> Task material:
——

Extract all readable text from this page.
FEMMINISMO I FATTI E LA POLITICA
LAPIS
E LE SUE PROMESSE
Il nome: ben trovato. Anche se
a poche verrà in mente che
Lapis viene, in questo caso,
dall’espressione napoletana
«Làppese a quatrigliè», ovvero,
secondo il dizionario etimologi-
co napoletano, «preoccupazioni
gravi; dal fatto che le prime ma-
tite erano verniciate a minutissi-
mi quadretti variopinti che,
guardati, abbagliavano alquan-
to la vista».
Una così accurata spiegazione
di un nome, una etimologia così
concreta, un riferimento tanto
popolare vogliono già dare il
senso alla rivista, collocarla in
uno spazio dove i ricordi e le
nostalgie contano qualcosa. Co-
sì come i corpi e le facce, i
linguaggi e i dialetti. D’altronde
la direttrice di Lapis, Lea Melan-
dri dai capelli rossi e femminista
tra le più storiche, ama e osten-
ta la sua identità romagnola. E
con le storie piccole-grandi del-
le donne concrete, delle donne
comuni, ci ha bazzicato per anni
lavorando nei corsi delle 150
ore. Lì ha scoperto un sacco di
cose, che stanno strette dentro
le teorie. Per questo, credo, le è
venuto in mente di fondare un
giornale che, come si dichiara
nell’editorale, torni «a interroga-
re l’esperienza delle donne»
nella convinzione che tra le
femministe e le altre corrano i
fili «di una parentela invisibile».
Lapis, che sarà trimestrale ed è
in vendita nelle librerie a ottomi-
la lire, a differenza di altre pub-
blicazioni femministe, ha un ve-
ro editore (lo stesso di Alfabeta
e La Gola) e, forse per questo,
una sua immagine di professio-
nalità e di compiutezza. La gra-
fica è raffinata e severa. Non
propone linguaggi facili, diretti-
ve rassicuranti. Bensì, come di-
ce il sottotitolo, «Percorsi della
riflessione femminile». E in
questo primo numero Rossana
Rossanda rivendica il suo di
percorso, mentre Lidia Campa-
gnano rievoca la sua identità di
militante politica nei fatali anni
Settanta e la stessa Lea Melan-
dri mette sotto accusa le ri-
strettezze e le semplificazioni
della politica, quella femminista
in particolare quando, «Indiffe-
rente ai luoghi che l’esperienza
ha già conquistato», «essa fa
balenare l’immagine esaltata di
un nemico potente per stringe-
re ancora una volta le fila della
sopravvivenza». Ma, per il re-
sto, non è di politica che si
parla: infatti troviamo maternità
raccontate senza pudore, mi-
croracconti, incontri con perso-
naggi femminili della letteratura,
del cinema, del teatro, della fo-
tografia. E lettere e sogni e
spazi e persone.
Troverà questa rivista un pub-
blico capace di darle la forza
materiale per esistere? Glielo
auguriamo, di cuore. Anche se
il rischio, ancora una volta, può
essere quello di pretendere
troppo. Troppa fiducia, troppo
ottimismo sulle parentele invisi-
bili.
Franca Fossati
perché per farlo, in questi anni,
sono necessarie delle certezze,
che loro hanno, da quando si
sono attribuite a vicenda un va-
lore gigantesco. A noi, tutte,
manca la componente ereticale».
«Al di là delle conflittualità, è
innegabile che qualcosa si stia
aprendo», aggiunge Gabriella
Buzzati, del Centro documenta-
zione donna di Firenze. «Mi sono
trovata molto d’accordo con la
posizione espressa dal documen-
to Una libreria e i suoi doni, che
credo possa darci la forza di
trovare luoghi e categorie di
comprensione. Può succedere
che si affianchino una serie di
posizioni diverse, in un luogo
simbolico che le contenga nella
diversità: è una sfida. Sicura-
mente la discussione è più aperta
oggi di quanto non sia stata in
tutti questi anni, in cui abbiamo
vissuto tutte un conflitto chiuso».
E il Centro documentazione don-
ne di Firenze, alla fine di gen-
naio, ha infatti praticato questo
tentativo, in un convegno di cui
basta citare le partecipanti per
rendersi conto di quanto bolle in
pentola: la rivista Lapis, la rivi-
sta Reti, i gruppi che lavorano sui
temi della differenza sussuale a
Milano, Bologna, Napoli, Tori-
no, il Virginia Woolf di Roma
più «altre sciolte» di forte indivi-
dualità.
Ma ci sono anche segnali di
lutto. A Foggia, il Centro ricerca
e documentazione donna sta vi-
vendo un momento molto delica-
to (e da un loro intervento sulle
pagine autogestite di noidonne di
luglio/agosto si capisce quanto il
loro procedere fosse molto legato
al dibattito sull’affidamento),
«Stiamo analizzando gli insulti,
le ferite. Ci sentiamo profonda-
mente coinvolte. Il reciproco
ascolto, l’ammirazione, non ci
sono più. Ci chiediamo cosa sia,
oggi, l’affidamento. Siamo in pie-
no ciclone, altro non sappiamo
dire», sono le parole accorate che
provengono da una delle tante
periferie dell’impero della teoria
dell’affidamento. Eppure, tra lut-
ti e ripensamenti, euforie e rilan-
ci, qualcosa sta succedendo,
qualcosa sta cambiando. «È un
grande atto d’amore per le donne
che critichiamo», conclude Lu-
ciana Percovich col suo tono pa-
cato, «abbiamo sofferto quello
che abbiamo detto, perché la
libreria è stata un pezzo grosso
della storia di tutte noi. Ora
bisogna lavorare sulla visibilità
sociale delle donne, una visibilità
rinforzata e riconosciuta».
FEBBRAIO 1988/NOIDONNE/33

——

Reproduce the listing in full. Keep it exactly as written.

> Answer to the task:
Extract all readable text from this page.
FEMMINISMO I FATTI E LA POLITICA
LAPIS
E LE SUE PROMESSE
Il nome: ben trovato. Anche se
a poche verrà in mente che
Lapis viene, in questo caso,
dall’espressione napoletana
«Làppese a quatrigliè», ovvero,
secondo il dizionario etimologi-
co napoletano, «preoccupazioni
gravi; dal fatto che le prime ma-
tite erano verniciate a minutissi-
mi quadretti variopinti che,
guardati, abbagliavano alquan-
to la vista».
Una così accurata spiegazione
di un nome, una etimologia così
concreta, un riferimento tanto
popolare vogliono già dare il
senso alla rivista, collocarla in
uno spazio dove i ricordi e le
nostalgie contano qualcosa. Co-
sì come i corpi e le facce, i
linguaggi e i dialetti. D’altronde
la direttrice di Lapis, Lea Melan-
dri dai capelli rossi e femminista
tra le più storiche, ama e osten-
ta la sua identità romagnola. E
con le storie piccole-grandi del-
le donne concrete, delle donne
comuni, ci ha bazzicato per anni
lavorando nei corsi delle 150
ore. Lì ha scoperto un sacco di
cose, che stanno strette dentro
le teorie. Per questo, credo, le è
venuto in mente di fondare un
giornale che, come si dichiara
nell’editorale, torni «a interroga-
re l’esperienza delle donne»
nella convinzione che tra le
femministe e le altre corrano i
fili «di una parentela invisibile».
Lapis, che sarà trimestrale ed è
in vendita nelle librerie a ottomi-
la lire, a differenza di altre pub-
blicazioni femministe, ha un ve-
ro editore (lo stesso di Alfabeta
e La Gola) e, forse per questo,
una sua immagine di professio-
nalità e di compiutezza. La gra-
fica è raffinata e severa. Non
propone linguaggi facili, diretti-
ve rassicuranti. Bensì, come di-
ce il sottotitolo, «Percorsi della
riflessione femminile». E in
questo primo numero Rossana
Rossanda rivendica il suo di
percorso, mentre Lidia Campa-
gnano rievoca la sua identità di
militante politica nei fatali anni
Settanta e la stessa Lea Melan-
dri mette sotto accusa le ri-
strettezze e le semplificazioni
della politica, quella femminista
in particolare quando, «Indiffe-
rente ai luoghi che l’esperienza
ha già conquistato», «essa fa
balenare l’immagine esaltata di
un nemico potente per stringe-
re ancora una volta le fila della
sopravvivenza». Ma, per il re-
sto, non è di politica che si
parla: infatti troviamo maternità
raccontate senza pudore, mi-
croracconti, incontri con perso-
naggi femminili della letteratura,
del cinema, del teatro, della fo-
tografia. E lettere e sogni e
spazi e persone.
Troverà questa rivista un pub-
blico capace di darle la forza
materiale per esistere? Glielo
auguriamo, di cuore. Anche se
il rischio, ancora una volta, può
essere quello di pretendere
troppo. Troppa fiducia, troppo
ottimismo sulle parentele invisi-
bili.
Franca Fossati
perché per farlo, in questi anni,
sono necessarie delle certezze,
che loro hanno, da quando si
sono attribuite a vicenda un va-
lore gigantesco. A noi, tutte,
manca la componente ereticale».
«Al di là delle conflittualità, è
innegabile che qualcosa si stia
aprendo», aggiunge Gabriella
Buzzati, del Centro documenta-
zione donna di Firenze. «Mi sono
trovata molto d’accordo con la
posizione espressa dal documen-
to Una libreria e i suoi doni, che
credo possa darci la forza di
trovare luoghi e categorie di
comprensione. Può succedere
che si affianchino una serie di
posizioni diverse, in un luogo
simbolico che le contenga nella
diversità: è una sfida. Sicura-
mente la discussione è più aperta
oggi di quanto non sia stata in
tutti questi anni, in cui abbiamo
vissuto tutte un conflitto chiuso».
E il Centro documentazione don-
ne di Firenze, alla fine di gen-
naio, ha infatti praticato questo
tentativo, in un convegno di cui
basta citare le partecipanti per
rendersi conto di quanto bolle in
pentola: la rivista Lapis, la rivi-
sta Reti, i gruppi che lavorano sui
temi della differenza sussuale a
Milano, Bologna, Napoli, Tori-
no, il Virginia Woolf di Roma
più «altre sciolte» di forte indivi-
dualità.
Ma ci sono anche segnali di
lutto. A Foggia, il Centro ricerca
e documentazione donna sta vi-
vendo un momento molto delica-
to (e da un loro intervento sulle
pagine autogestite di noidonne di
luglio/agosto si capisce quanto il
loro procedere fosse molto legato
al dibattito sull’affidamento),
«Stiamo analizzando gli insulti,
le ferite. Ci sentiamo profonda-
mente coinvolte. Il reciproco
ascolto, l’ammirazione, non ci
sono più. Ci chiediamo cosa sia,
oggi, l’affidamento. Siamo in pie-
no ciclone, altro non sappiamo
dire», sono le parole accorate che
provengono da una delle tante
periferie dell’impero della teoria
dell’affidamento. Eppure, tra lut-
ti e ripensamenti, euforie e rilan-
ci, qualcosa sta succedendo,
qualcosa sta cambiando. «È un
grande atto d’amore per le donne
che critichiamo», conclude Lu-
ciana Percovich col suo tono pa-
cato, «abbiamo sofferto quello
che abbiamo detto, perché la
libreria è stata un pezzo grosso
della storia di tutte noi. Ora
bisogna lavorare sulla visibilità
sociale delle donne, una visibilità
rinforzata e riconosciuta».
FEBBRAIO 1988/NOIDONNE/33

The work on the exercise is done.